Please copy out the lines in the entries that contain "paragraph".

Data items
=== Begin Enclosure ===

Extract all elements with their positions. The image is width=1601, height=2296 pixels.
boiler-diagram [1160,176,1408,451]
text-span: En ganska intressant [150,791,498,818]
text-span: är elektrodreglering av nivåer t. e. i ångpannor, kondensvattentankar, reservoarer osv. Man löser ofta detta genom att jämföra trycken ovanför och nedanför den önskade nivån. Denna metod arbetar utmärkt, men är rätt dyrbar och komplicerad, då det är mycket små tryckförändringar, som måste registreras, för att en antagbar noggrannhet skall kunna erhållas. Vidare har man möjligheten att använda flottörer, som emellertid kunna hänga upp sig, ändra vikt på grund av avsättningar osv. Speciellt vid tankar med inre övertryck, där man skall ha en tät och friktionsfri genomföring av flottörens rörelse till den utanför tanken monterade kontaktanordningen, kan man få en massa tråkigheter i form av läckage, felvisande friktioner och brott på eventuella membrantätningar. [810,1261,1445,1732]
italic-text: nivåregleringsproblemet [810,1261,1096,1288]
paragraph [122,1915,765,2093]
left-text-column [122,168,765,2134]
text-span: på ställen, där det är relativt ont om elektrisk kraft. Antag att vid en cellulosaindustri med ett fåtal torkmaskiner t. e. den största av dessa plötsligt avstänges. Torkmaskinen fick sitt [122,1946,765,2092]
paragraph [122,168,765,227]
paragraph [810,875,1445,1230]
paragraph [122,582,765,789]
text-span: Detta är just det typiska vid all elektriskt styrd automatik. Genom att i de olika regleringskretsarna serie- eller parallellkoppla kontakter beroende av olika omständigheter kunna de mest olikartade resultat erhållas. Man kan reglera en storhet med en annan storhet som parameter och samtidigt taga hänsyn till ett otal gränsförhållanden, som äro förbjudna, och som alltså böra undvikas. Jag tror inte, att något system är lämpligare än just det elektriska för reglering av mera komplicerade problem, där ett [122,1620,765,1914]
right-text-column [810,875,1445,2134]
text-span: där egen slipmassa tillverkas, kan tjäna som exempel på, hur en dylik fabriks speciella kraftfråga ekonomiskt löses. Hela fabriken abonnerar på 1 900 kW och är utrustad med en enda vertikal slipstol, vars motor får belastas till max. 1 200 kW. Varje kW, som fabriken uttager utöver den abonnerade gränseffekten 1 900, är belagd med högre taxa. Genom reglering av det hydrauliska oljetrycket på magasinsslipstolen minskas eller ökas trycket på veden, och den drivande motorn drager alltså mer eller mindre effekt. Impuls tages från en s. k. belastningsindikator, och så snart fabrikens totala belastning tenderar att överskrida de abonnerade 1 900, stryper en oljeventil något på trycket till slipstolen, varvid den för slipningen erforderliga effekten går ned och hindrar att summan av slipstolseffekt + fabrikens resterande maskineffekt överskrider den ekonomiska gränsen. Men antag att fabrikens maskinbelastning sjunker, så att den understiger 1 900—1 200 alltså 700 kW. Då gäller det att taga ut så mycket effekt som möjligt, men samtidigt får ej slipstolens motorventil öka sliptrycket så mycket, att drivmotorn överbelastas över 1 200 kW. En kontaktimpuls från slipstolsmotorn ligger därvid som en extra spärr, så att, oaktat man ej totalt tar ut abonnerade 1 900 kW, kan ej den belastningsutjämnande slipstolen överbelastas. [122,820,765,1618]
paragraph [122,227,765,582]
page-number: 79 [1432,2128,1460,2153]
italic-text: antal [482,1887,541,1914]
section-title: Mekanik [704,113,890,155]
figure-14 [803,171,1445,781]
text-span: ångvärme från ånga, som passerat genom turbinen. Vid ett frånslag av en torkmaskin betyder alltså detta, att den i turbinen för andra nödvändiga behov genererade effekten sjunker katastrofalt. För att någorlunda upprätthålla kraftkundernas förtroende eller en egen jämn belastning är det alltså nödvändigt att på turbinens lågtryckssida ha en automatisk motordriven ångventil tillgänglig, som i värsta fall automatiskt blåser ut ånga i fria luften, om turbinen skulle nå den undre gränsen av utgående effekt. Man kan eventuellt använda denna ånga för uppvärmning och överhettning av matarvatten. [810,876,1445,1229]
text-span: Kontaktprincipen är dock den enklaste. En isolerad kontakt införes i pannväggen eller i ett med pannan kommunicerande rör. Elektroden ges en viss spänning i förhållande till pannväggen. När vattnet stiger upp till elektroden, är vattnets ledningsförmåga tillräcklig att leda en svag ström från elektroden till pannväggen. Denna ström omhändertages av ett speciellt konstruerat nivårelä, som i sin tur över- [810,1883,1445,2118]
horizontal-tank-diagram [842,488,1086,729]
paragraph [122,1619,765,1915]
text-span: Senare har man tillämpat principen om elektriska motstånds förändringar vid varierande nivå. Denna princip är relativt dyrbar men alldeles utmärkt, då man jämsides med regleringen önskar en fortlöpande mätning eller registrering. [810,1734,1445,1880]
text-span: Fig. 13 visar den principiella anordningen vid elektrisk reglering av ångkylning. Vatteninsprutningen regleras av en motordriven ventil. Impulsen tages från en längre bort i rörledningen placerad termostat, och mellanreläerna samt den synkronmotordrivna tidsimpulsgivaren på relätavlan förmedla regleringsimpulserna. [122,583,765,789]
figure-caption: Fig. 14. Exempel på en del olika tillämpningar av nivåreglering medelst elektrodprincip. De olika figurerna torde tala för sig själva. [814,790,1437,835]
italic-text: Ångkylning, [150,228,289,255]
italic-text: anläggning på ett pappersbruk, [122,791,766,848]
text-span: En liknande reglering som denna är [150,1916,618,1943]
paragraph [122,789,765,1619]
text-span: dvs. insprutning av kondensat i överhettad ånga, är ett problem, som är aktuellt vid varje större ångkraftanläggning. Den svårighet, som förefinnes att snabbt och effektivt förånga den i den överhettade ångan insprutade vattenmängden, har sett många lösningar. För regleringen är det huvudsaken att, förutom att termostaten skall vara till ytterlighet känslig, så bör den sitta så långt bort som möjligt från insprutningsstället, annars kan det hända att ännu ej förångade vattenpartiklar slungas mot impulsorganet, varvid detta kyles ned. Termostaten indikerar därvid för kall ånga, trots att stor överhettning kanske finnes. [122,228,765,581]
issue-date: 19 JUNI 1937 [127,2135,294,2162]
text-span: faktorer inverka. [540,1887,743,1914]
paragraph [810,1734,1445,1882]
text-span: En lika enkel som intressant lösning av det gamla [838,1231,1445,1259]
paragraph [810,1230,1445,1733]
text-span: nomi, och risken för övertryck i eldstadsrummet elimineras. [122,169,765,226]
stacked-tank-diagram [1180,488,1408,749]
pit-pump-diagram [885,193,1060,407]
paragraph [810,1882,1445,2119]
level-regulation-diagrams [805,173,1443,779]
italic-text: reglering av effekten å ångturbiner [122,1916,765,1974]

=== End Enclosure ===

• _Exercise answer_:
paragraph [122,1915,765,2093]
paragraph [122,168,765,227]
paragraph [810,875,1445,1230]
paragraph [122,582,765,789]
paragraph [122,227,765,582]
paragraph [122,1619,765,1915]
paragraph [122,789,765,1619]
paragraph [810,1734,1445,1882]
paragraph [810,1230,1445,1733]
paragraph [810,1882,1445,2119]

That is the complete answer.